Saved data entries
__________________________________________________

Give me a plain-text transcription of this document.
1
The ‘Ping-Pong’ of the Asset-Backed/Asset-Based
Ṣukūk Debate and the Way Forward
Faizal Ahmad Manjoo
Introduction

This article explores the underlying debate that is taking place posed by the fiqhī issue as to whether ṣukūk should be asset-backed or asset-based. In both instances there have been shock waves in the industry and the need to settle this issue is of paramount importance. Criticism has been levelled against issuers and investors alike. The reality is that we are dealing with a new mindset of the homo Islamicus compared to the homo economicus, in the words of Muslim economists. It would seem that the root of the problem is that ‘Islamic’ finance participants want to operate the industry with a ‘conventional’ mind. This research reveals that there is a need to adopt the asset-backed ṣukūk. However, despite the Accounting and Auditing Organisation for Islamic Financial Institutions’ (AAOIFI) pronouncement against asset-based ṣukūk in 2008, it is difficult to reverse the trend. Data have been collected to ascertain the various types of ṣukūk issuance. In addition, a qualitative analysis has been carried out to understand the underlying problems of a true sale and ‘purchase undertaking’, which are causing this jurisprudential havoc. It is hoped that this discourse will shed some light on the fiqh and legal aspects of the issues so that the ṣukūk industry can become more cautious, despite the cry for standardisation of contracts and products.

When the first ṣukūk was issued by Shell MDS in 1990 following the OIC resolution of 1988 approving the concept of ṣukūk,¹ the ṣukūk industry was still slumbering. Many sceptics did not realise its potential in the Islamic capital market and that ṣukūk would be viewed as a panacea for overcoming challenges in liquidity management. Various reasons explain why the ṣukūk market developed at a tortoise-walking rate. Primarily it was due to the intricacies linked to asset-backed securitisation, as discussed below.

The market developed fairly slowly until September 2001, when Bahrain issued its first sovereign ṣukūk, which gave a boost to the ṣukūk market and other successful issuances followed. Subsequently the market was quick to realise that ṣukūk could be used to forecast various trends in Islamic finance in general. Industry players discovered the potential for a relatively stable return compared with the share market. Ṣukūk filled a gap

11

__________________________________________________

Which lines contain the word "market"? Return each of them.

When the first ṣukūk was issued by Shell MDS in 1990 following the OIC resolution of 1988 approving the concept of ṣukūk,¹ the ṣukūk industry was still slumbering. Many sceptics did not realise its potential in the Islamic capital market and that ṣukūk would be viewed as a panacea for overcoming challenges in liquidity management. Various reasons explain why the ṣukūk market developed at a tortoise-walking rate. Primarily it was due to the intricacies linked to asset-backed securitisation, as discussed below.
The market developed fairly slowly until September 2001, when Bahrain issued its first sovereign ṣukūk, which gave a boost to the ṣukūk market and other successful issuances followed. Subsequently the market was quick to realise that ṣukūk could be used to forecast various trends in Islamic finance in general. Industry players discovered the potential for a relatively stable return compared with the share market. Ṣukūk filled a gap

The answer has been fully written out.